[Aim]
Tell me how many lines hold "JSON", please, using only the number.

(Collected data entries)
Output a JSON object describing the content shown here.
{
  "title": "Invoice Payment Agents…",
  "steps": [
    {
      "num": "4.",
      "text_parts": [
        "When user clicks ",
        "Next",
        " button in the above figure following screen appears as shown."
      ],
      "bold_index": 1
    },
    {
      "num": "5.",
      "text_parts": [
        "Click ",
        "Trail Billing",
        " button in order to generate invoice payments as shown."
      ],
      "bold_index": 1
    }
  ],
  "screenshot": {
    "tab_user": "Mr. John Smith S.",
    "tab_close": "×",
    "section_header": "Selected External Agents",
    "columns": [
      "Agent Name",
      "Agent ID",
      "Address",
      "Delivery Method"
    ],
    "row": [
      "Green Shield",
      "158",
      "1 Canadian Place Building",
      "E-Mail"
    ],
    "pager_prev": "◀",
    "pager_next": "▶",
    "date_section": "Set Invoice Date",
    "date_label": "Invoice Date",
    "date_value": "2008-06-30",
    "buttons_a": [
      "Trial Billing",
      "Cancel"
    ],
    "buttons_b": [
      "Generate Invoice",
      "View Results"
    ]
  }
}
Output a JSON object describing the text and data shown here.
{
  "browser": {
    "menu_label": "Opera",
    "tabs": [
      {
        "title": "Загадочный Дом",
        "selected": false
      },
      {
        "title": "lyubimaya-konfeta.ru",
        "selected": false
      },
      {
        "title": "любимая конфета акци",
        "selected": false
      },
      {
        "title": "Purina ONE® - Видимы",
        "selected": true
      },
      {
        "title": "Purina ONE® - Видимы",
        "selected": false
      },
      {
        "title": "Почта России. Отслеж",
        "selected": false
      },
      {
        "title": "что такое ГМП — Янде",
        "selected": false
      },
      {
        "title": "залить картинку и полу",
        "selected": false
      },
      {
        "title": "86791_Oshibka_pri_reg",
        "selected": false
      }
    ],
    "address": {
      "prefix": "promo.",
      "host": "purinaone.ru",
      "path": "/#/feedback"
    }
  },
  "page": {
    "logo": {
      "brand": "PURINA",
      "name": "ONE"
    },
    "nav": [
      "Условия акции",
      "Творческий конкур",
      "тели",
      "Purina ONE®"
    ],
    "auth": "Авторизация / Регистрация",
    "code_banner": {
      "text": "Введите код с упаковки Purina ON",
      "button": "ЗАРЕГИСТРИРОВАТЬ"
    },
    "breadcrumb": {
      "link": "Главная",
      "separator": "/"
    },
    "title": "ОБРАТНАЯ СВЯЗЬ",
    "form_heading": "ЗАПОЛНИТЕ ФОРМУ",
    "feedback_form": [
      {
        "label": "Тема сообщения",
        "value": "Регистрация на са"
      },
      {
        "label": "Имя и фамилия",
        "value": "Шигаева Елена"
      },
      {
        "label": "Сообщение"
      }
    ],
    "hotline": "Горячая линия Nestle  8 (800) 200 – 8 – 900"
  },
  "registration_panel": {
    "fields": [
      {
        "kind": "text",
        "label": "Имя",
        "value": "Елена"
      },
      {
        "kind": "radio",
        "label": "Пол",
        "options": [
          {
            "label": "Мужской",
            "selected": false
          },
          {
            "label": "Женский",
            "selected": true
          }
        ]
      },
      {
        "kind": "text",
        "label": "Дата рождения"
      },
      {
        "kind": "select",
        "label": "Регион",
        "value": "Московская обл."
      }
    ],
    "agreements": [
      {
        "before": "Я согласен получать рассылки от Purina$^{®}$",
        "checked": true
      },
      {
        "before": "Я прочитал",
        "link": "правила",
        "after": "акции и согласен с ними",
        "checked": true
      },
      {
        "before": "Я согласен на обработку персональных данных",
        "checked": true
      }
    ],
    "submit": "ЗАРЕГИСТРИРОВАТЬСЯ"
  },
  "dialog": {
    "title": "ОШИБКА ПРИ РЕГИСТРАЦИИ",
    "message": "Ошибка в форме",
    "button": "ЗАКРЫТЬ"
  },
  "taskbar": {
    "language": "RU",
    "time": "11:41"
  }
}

[Full output]
2